[Data entries]
* * * * * * *

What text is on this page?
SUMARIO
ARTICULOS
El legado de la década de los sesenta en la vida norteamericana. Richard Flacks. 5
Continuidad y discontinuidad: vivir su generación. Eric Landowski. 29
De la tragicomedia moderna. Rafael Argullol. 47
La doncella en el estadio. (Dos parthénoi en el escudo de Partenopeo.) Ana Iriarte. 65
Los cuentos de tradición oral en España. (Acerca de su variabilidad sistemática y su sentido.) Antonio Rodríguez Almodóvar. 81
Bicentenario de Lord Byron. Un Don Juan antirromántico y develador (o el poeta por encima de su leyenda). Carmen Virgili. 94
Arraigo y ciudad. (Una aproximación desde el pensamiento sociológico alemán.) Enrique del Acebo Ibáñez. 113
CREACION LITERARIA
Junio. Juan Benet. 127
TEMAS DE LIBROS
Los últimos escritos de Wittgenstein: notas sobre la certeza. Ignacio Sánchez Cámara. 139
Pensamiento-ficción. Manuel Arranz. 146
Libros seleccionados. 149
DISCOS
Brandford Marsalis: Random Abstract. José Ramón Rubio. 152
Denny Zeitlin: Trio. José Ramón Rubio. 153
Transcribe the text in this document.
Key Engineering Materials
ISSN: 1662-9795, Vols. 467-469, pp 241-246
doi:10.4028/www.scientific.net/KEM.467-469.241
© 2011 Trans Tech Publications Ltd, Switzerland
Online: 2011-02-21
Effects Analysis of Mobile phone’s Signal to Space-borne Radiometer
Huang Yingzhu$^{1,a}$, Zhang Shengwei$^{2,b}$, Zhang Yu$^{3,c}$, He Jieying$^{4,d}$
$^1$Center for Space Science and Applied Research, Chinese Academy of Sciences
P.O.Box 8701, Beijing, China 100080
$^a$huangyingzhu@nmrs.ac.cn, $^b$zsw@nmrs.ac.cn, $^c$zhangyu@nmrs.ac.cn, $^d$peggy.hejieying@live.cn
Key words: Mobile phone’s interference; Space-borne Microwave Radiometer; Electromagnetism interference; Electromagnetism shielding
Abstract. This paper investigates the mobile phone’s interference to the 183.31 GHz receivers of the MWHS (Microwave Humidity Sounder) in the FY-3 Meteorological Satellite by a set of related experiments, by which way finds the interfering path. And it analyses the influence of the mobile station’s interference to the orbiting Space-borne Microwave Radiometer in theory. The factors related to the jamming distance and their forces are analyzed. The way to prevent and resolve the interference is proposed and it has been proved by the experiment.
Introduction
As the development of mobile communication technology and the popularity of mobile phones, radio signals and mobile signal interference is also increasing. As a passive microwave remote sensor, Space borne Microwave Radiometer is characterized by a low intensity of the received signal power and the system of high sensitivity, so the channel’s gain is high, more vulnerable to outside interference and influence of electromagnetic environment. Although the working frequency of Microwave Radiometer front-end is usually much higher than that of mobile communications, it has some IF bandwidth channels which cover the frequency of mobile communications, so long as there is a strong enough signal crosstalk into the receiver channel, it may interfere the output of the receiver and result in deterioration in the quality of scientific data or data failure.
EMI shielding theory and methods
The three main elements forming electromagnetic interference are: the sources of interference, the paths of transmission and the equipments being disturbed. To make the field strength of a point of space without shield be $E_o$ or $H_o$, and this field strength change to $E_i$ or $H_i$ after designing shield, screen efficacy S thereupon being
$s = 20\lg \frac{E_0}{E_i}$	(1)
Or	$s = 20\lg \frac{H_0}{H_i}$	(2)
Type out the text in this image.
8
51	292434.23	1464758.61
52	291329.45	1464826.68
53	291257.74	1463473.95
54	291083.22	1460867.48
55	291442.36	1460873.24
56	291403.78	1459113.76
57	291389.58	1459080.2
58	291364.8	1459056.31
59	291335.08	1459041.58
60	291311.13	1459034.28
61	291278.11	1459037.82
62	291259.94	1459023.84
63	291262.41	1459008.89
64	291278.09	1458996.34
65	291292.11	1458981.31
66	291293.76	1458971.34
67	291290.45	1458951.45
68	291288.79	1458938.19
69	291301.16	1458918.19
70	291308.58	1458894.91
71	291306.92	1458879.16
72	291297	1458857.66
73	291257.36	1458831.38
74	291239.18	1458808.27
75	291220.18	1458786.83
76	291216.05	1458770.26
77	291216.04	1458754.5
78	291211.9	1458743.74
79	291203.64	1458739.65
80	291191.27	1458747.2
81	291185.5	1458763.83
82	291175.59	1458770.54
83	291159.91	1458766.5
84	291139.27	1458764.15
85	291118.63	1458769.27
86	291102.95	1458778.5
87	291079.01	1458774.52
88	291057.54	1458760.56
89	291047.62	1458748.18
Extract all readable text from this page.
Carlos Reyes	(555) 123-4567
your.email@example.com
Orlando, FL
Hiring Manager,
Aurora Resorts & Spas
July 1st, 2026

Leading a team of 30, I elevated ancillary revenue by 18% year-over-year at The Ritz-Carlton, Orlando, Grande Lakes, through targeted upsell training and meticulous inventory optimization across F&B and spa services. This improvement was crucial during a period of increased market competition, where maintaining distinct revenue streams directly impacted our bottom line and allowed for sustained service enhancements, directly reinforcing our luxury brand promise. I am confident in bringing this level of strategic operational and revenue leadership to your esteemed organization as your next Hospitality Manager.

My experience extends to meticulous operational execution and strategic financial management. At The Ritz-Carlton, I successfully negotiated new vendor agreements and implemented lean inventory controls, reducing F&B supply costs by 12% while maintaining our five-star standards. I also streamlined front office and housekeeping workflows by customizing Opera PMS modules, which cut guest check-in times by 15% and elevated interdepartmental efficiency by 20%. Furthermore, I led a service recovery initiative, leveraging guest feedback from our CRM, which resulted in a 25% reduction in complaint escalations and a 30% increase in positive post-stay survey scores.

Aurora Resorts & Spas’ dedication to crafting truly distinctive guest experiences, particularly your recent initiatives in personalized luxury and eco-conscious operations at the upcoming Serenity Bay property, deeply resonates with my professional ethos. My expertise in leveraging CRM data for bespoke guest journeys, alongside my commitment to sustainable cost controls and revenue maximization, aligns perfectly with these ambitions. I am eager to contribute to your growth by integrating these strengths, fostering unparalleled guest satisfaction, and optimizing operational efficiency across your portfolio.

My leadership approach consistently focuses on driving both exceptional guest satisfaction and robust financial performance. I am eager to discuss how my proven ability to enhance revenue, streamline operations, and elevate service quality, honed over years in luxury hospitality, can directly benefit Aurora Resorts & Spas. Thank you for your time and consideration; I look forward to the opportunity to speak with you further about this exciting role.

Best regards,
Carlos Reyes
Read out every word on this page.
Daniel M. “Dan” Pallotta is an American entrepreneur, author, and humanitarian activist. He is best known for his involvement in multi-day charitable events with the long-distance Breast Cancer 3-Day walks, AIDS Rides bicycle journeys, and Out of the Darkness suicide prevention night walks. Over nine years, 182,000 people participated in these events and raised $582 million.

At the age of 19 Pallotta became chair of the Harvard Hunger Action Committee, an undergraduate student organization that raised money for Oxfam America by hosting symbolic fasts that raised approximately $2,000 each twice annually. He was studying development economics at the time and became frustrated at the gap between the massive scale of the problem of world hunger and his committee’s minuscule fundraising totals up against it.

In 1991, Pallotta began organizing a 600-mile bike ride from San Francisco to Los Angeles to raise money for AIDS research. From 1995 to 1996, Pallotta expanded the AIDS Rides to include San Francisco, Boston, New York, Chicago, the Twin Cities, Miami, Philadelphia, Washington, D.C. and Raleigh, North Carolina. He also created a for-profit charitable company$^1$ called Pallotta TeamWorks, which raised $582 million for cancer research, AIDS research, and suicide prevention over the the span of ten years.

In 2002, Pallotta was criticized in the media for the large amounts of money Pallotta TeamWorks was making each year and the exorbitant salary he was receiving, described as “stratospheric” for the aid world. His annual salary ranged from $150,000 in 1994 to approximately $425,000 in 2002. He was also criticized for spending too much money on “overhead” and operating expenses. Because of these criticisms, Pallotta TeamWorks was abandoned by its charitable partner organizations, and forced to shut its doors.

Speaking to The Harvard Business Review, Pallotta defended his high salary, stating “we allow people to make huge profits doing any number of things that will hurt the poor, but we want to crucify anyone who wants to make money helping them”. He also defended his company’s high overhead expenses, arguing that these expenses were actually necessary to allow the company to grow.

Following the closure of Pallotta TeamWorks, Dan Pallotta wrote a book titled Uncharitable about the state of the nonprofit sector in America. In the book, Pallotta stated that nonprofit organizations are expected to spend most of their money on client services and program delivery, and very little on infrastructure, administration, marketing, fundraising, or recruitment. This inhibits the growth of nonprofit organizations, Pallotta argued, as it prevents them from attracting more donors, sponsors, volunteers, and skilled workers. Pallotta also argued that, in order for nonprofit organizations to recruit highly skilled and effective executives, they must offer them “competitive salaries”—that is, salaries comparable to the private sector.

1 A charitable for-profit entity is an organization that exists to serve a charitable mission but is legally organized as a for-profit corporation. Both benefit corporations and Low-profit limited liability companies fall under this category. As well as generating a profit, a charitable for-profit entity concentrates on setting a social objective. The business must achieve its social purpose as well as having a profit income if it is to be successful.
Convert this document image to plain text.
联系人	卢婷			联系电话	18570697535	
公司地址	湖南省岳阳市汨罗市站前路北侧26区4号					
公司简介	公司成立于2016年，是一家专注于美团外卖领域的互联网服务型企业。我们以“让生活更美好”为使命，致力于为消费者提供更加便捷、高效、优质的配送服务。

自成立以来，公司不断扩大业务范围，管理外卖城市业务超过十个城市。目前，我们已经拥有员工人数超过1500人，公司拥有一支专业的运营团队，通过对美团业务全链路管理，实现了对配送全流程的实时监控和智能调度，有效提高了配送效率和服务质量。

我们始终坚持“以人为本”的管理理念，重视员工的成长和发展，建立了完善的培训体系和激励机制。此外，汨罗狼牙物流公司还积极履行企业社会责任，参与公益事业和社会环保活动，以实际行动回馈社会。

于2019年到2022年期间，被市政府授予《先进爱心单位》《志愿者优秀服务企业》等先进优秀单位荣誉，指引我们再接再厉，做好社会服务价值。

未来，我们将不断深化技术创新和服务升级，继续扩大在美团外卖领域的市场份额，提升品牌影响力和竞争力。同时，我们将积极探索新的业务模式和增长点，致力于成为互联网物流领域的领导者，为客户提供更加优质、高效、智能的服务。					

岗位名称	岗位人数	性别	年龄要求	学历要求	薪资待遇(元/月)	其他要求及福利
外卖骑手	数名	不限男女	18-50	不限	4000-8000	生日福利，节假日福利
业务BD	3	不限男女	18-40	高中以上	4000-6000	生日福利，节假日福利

* * * * * * *

● **TASK DIRECTIONS**
Locate each line with the word "Rubio" and copy it.

● **ANSWER FOR THIS EXERCISE**
Brandford Marsalis: Random Abstract. José Ramón Rubio. 152
Denny Zeitlin: Trio. José Ramón Rubio. 153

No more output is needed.